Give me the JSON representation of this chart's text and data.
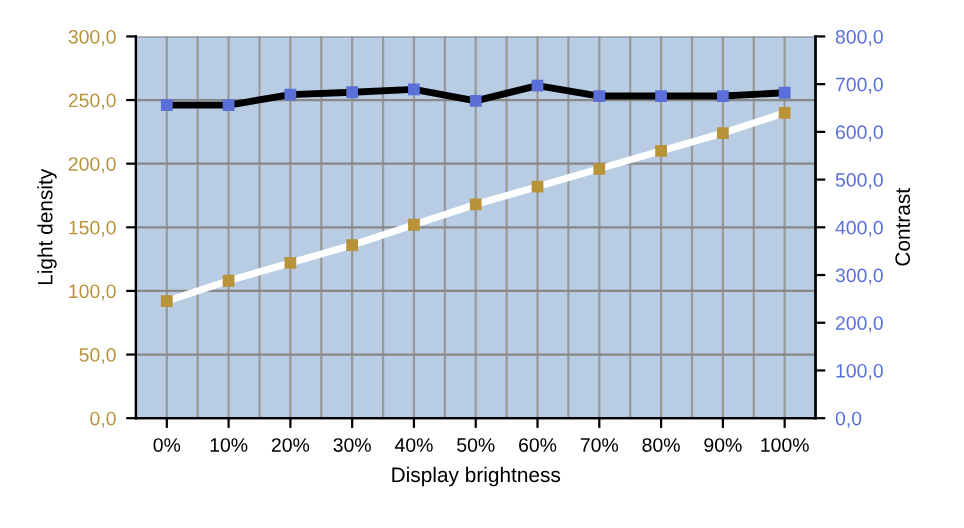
{
  "chart_data": {
    "type": "line",
    "xlabel": "Display brightness",
    "ylabel": "Light density",
    "y2label": "Contrast",
    "categories": [
      "0%",
      "10%",
      "20%",
      "30%",
      "40%",
      "50%",
      "60%",
      "70%",
      "80%",
      "90%",
      "100%"
    ],
    "series": [
      {
        "color": "#ffffff",
        "colors": [
          "#b8933a",
          "#b8933a",
          "#b8933a",
          "#b8933a",
          "#b8933a",
          "#b8933a",
          "#b8933a",
          "#b8933a",
          "#b8933a",
          "#b8933a",
          "#b8933a"
        ],
        "values": [
          92,
          108,
          122,
          136,
          152,
          168,
          182,
          196,
          210,
          224,
          240
        ]
      },
      {
        "color": "#000000",
        "colors": [
          "#5a6fd8",
          "#5a6fd8",
          "#5a6fd8",
          "#5a6fd8",
          "#5a6fd8",
          "#5a6fd8",
          "#5a6fd8",
          "#5a6fd8",
          "#5a6fd8",
          "#5a6fd8",
          "#5a6fd8"
        ],
        "axis": "y2",
        "values": [
          656,
          656,
          678,
          683,
          689,
          665,
          697,
          675,
          675,
          675,
          682
        ]
      }
    ],
    "ylim": [
      0,
      300
    ],
    "yticks": [
      {
        "value": 0,
        "label": "0,0"
      },
      {
        "value": 50,
        "label": "50,0"
      },
      {
        "value": 100,
        "label": "100,0"
      },
      {
        "value": 150,
        "label": "150,0"
      },
      {
        "value": 200,
        "label": "200,0"
      },
      {
        "value": 250,
        "label": "250,0"
      },
      {
        "value": 300,
        "label": "300,0"
      }
    ],
    "y2lim": [
      0,
      800
    ],
    "y2ticks": [
      {
        "value": 0,
        "label": "0,0"
      },
      {
        "value": 100,
        "label": "100,0"
      },
      {
        "value": 200,
        "label": "200,0"
      },
      {
        "value": 300,
        "label": "300,0"
      },
      {
        "value": 400,
        "label": "400,0"
      },
      {
        "value": 500,
        "label": "500,0"
      },
      {
        "value": 600,
        "label": "600,0"
      },
      {
        "value": 700,
        "label": "700,0"
      },
      {
        "value": 800,
        "label": "800,0"
      }
    ],
    "grid": true,
    "marker": "square",
    "line_style": "solid"
  }
}
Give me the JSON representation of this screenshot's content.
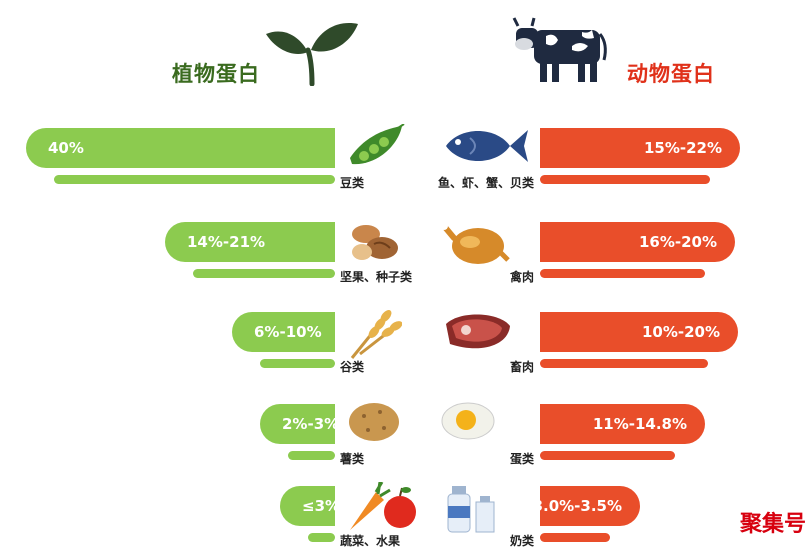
{
  "header": {
    "plant_title": "植物蛋白",
    "animal_title": "动物蛋白",
    "plant_color": "#3a6b1f",
    "animal_color": "#e0311a"
  },
  "colors": {
    "plant_bar": "#8ccb4f",
    "animal_bar": "#e94e2a"
  },
  "chart_data": {
    "type": "bar",
    "title": "",
    "plant": {
      "name": "植物蛋白",
      "categories": [
        "豆类",
        "坚果、种子类",
        "谷类",
        "薯类",
        "蔬菜、水果"
      ],
      "labels": [
        "40%",
        "14%-21%",
        "6%-10%",
        "2%-3%",
        "≤3%"
      ],
      "values": [
        40,
        21,
        10,
        3,
        3
      ],
      "icons": [
        "pea-pod-icon",
        "nuts-icon",
        "wheat-icon",
        "potato-icon",
        "carrot-apple-icon"
      ]
    },
    "animal": {
      "name": "动物蛋白",
      "categories": [
        "鱼、虾、蟹、贝类",
        "禽肉",
        "畜肉",
        "蛋类",
        "奶类"
      ],
      "labels": [
        "15%-22%",
        "16%-20%",
        "10%-20%",
        "11%-14.8%",
        "3.0%-3.5%"
      ],
      "values": [
        22,
        20,
        20,
        14.8,
        3.5
      ],
      "icons": [
        "fish-icon",
        "roast-chicken-icon",
        "meat-steak-icon",
        "egg-icon",
        "milk-bottle-icon"
      ]
    }
  },
  "watermark": "聚集号"
}
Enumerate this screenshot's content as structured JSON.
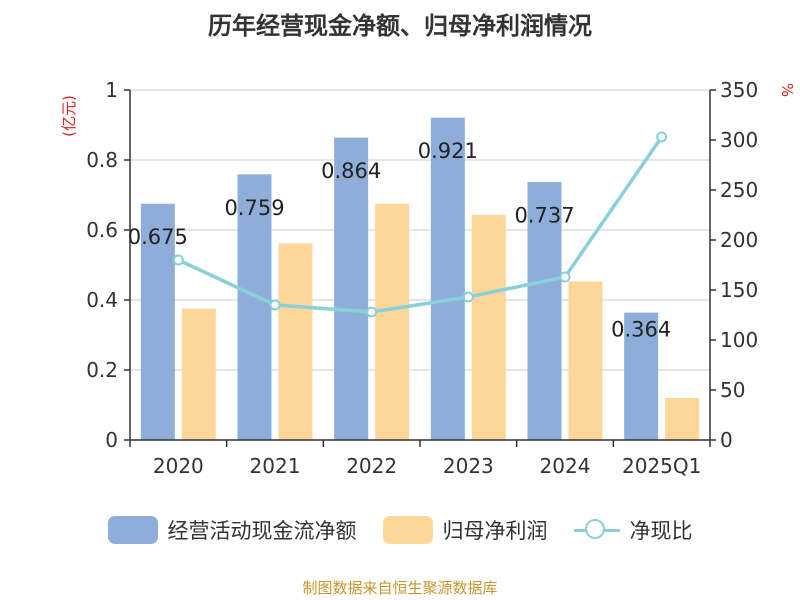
{
  "chart_data": {
    "type": "bar",
    "title": "历年经营现金净额、归母净利润情况",
    "categories": [
      "2020",
      "2021",
      "2022",
      "2023",
      "2024",
      "2025Q1"
    ],
    "series": [
      {
        "name": "经营活动现金流净额",
        "type": "bar",
        "axis": "left",
        "color": "#8eaed9",
        "values": [
          0.675,
          0.759,
          0.864,
          0.921,
          0.737,
          0.364
        ]
      },
      {
        "name": "归母净利润",
        "type": "bar",
        "axis": "left",
        "color": "#ffd699",
        "values": [
          0.375,
          0.562,
          0.675,
          0.643,
          0.453,
          0.12
        ]
      },
      {
        "name": "净现比",
        "type": "line",
        "axis": "right",
        "color": "#8ad0d8",
        "values": [
          180,
          135,
          128,
          143,
          163,
          303
        ]
      }
    ],
    "data_labels": [
      "0.675",
      "0.759",
      "0.864",
      "0.921",
      "0.737",
      "0.364"
    ],
    "y_left": {
      "label": "(亿元)",
      "ylim": [
        0,
        1
      ],
      "ticks": [
        0,
        0.2,
        0.4,
        0.6,
        0.8,
        1
      ],
      "tick_labels": [
        "0",
        "0.2",
        "0.4",
        "0.6",
        "0.8",
        "1"
      ]
    },
    "y_right": {
      "label": "%",
      "ylim": [
        0,
        350
      ],
      "ticks": [
        0,
        50,
        100,
        150,
        200,
        250,
        300,
        350
      ],
      "tick_labels": [
        "0",
        "50",
        "100",
        "150",
        "200",
        "250",
        "300",
        "350"
      ]
    },
    "grid": true,
    "legend_position": "bottom"
  },
  "source": "制图数据来自恒生聚源数据库"
}
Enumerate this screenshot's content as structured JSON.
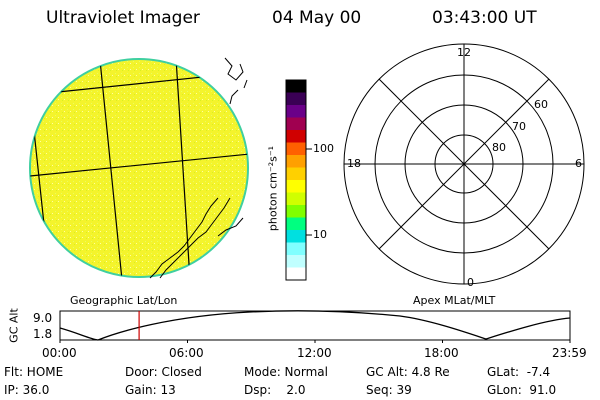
{
  "header": {
    "instrument": "Ultraviolet Imager",
    "date": "04 May 00",
    "time": "03:43:00 UT"
  },
  "colorbar": {
    "unit_label": "photon cm⁻²s⁻¹",
    "ticks": [
      "100",
      "10"
    ],
    "colors": [
      "#000000",
      "#3a0055",
      "#6a0088",
      "#a00050",
      "#d00000",
      "#ff6000",
      "#ffa000",
      "#ffd000",
      "#ffff00",
      "#d0ff00",
      "#80ff00",
      "#00ff80",
      "#00e0e0",
      "#80ffff",
      "#c0ffff",
      "#ffffff"
    ]
  },
  "polar": {
    "mlt_labels": {
      "top": "12",
      "left": "18",
      "right": "6",
      "bottom": "0"
    },
    "lat_labels": [
      "60",
      "70",
      "80"
    ]
  },
  "image_caption_left": "Geographic Lat/Lon",
  "image_caption_right": "Apex MLat/MLT",
  "alt_plot": {
    "ylabel": "GC Alt",
    "ymax": "9.0",
    "ymin": "1.8",
    "xticks": [
      "00:00",
      "06:00",
      "12:00",
      "18:00",
      "23:59"
    ],
    "current_time_hours": 3.72
  },
  "info": [
    [
      "Flt: HOME",
      "Door: Closed",
      "Mode: Normal",
      "GC Alt: 4.8 Re",
      "GLat:  -7.4"
    ],
    [
      "IP: 36.0",
      "Gain: 13",
      "Dsp:    2.0",
      "Seq: 39",
      "GLon:  91.0"
    ]
  ],
  "colors": {
    "disk": "#f2f22a",
    "disk_edge": "#3fcfa0",
    "cursor": "#cc0000"
  }
}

WHAT YOU ARE ASKED TO DO: Using the records above, list each line that includes "name".

SOLUTION FOR THIS EXERCISE:
      "name": "植物蛋白",
      "name": "动物蛋白",
        "name": "经营活动现金流净额",
        "name": "归母净利润",
        "name": "净现比",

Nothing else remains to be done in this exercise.